### What is required
Take the material below and write it all out again exactly.

### Provided records

※

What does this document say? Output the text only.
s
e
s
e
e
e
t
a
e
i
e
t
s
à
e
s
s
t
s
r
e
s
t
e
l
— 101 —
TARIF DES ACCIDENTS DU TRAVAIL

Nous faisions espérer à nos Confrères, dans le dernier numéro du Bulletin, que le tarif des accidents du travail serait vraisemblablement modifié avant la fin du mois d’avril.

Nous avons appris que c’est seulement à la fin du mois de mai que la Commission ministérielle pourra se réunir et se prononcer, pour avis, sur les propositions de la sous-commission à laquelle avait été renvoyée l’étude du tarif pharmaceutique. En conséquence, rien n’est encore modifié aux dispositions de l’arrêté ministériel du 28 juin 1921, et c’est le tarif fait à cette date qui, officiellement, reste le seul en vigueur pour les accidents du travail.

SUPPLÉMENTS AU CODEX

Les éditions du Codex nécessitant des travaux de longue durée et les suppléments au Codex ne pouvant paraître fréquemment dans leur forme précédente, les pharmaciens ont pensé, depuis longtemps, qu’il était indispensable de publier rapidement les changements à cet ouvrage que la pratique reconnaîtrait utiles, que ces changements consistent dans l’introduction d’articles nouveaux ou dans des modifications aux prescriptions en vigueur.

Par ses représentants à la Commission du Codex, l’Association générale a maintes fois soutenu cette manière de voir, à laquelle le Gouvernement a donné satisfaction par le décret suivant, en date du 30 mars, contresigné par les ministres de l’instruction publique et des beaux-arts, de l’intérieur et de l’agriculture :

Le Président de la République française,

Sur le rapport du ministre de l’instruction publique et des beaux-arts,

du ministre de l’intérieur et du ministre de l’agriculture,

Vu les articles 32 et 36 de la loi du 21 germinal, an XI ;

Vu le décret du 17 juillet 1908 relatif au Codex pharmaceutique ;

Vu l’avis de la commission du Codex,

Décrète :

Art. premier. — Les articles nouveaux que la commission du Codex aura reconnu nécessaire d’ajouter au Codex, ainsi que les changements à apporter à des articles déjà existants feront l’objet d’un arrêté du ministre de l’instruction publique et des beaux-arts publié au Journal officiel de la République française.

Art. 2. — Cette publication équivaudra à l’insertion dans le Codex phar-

※

### Solution for this problem
What does this document say? Output the text only.
s
e
s
e
e
e
t
a
e
i
e
t
s
à
e
s
s
t
s
r
e
s
t
e
l
— 101 —
TARIF DES ACCIDENTS DU TRAVAIL

Nous faisions espérer à nos Confrères, dans le dernier numéro du Bulletin, que le tarif des accidents du travail serait vraisemblablement modifié avant la fin du mois d’avril.

Nous avons appris que c’est seulement à la fin du mois de mai que la Commission ministérielle pourra se réunir et se prononcer, pour avis, sur les propositions de la sous-commission à laquelle avait été renvoyée l’étude du tarif pharmaceutique. En conséquence, rien n’est encore modifié aux dispositions de l’arrêté ministériel du 28 juin 1921, et c’est le tarif fait à cette date qui, officiellement, reste le seul en vigueur pour les accidents du travail.

SUPPLÉMENTS AU CODEX

Les éditions du Codex nécessitant des travaux de longue durée et les suppléments au Codex ne pouvant paraître fréquemment dans leur forme précédente, les pharmaciens ont pensé, depuis longtemps, qu’il était indispensable de publier rapidement les changements à cet ouvrage que la pratique reconnaîtrait utiles, que ces changements consistent dans l’introduction d’articles nouveaux ou dans des modifications aux prescriptions en vigueur.

Par ses représentants à la Commission du Codex, l’Association générale a maintes fois soutenu cette manière de voir, à laquelle le Gouvernement a donné satisfaction par le décret suivant, en date du 30 mars, contresigné par les ministres de l’instruction publique et des beaux-arts, de l’intérieur et de l’agriculture :

Le Président de la République française,

Sur le rapport du ministre de l’instruction publique et des beaux-arts,

du ministre de l’intérieur et du ministre de l’agriculture,

Vu les articles 32 et 36 de la loi du 21 germinal, an XI ;

Vu le décret du 17 juillet 1908 relatif au Codex pharmaceutique ;

Vu l’avis de la commission du Codex,

Décrète :

Art. premier. — Les articles nouveaux que la commission du Codex aura reconnu nécessaire d’ajouter au Codex, ainsi que les changements à apporter à des articles déjà existants feront l’objet d’un arrêté du ministre de l’instruction publique et des beaux-arts publié au Journal officiel de la République française.

Art. 2. — Cette publication équivaudra à l’insertion dans le Codex phar-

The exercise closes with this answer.